There is a curious drama in the presence of the two brewers in overalls in this picture of the Truman Brewery in Brick Lane, looking like ants by comparison with the tall coppers towering above, each with the capacity for boiling four hundred barrels of liquid. Can you even find the second brewer, high on a gantry up above his colleague busy stirring with a long pole?

This is an illustration of the crucial stage in the brewing process when the hops are added to the boiling “wort,” as the malt infused liquor is called before it becomes beer. Yet in spite of the awe-inspiring modernity of this vision, you can still see the smallest of the coppers in the top left corner within the shell of the seventeenth century brewhouse, itself enclosed by the vast brewery that grew up around it.

The contrast between the heroic scale of the brewing operation and the figures of cloth-capped workmen looks absurd today. The industrialisation of the process which this sequence of pictures celebrate is unremarkable to us, it is the presence of the wooden barrels and use of horsepower that we find exotic. This is a quaint English modernity which has more in common with W. Heath Robinson than Fritz Lang. The agricultural illustrations of the cultivation of barley show a haywain reminiscent of John Constable’s work and stooks of corn upon the hillside as you would see in a landscape by Samuel Palmer.

These intriguing pictures were created as a supplement to The Black Eagle Magazine, published by Truman Hanbury & Buxton in 1931, and grant a rare glimpse into the working life of the brewery that flourished here for over three hundred years.

Yet, although these pictures were designed to elucidate the brewing process, in fact they merely serve to romance the alchemical mystery even further. The text of the accompanying brochure contains some elegant obfuscation too.

“Living things have ever an individuality of their own which defies mere rule of thumb government. Brewing is not merely an elaborate process of manufacture, but it includes in it the application of man’s brain power as scientist and technician, to guide the processes of nature, and to help understand something of life’s basic but baffling problems: food, health and clean surroundings.”

These artists’ impressions seem to imply that the brewery contained another reality, stranger the outer world and containing magical possibilities. A notion enforced by references to the use of a Jacob’s Ladder, Archimidean Screw and Dust Destroying Plant, while the language of “sparging” the “wort” evokes a universe as bizarre as anything Tolkien imagined.

Yet it was all real, a discrete society with its own arcane language and culture that evolved during three centuries in Brick Lane until it modernised itself out of existence. What touches me in these curious pictures are the small human figures – often hidden or partially concealed in the background – and the few artefacts on their scale, the sinks, buckets, barrels and jugs, which appear miniature beside the industrial scale brewing equipment.

A mixture of machinery and horsepower was used in the production of barley in 1931

East Enders travelled down to Kent each year to work as hop pickers

Barley arrived at the maltings, where it was hauled up to the top storey, spread out onto the floor and covered with water, turned daily for ten to twelve days, and thinned out when it began to germinate. Then the barley was transferred to the malt kiln and heated until it reached two hundred degrees farenheit. The malt, as it now was, came from the kiln and was cooled before being stored.

(SOURCE DATA)
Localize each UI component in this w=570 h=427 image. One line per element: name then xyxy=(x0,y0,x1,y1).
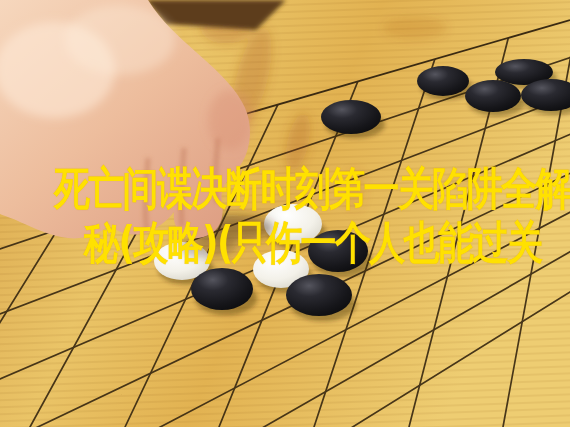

(TASKS TO COMPLETE)
1. Copy the passage of the Truman Brewery text word for word, starting with "A mixture of" and going on through "before being stored.".
2. Pick up the Truman Brewery text where it stops and keep writing it.

(REPLIES)
1.
A mixture of machinery and horsepower was used in the production of barley in 1931

East Enders travelled down to Kent each year to work as hop pickers

Barley arrived at the maltings, where it was hauled up to the top storey, spread out onto the floor and covered with water, turned daily for ten to twelve days, and thinned out when it began to germinate. Then the barley was transferred to the malt kiln and heated until it reached two hundred degrees farenheit. The malt, as it now was, came from the kiln and was cooled before being stored.

2.
On the right you can see the malt is being delivered at the brewery in Brick Lane, then elevated to the Malt Loft by means of a Jacob’s Ladder, which you can see top left, and distributed by means of a screw to malt bins with a capacity of 12,000 quarters. At the bottom, you can see the malt being transferred from the bins for the day’s brewing by means of an Archimedean Screw. The movement of the malt caused dust to rise and thus a connection with a large dust destroying plant was required.

The malt was received from the malt bins in the malt tower and weighing room at the top of this picture, before being passed through the malt screens on the floor below to remove any foreign matter. Then the malt was weighed again before going into the hoppers beneath, from whence it was again lifted by suction to the tower in the new brewery.

This is the malt tower, from where the malt was distributed down through various blending hoppers and then ground in the malt mills below.

In the top picture, the malt passes to the grist cases ready for the mash tun. In the next picture you see the mash tun stage. On entering the mash tun, the malt was mixed with liquor, allowed to stand and then “sparged” at a rate of one hundred and twenty barrels per hour to create a substance resembling porridge. The resulting liquid, referred to as “wort” was run off into the receivers you can see bottom left, labelled ale and stout, while on the right you can see the used malt being removed by farmers. The wort was then boiled in the coppers, that you see in the picture at the very top, where the hops was added.

In these pictures you see how the wort was pumped from the coppers through the refrigerator room at the top and then into the fermenting squares on the floors below where the yeast was added and fermentation took place. Finally, the yeast was collected in the vessel in the top right and the beer was run to the racking square and put into casks.

Above, in descending order, you see the bottle washing floor, the bottle filling floor, the loading-out stage and then the barrels in the cellars ready for loading.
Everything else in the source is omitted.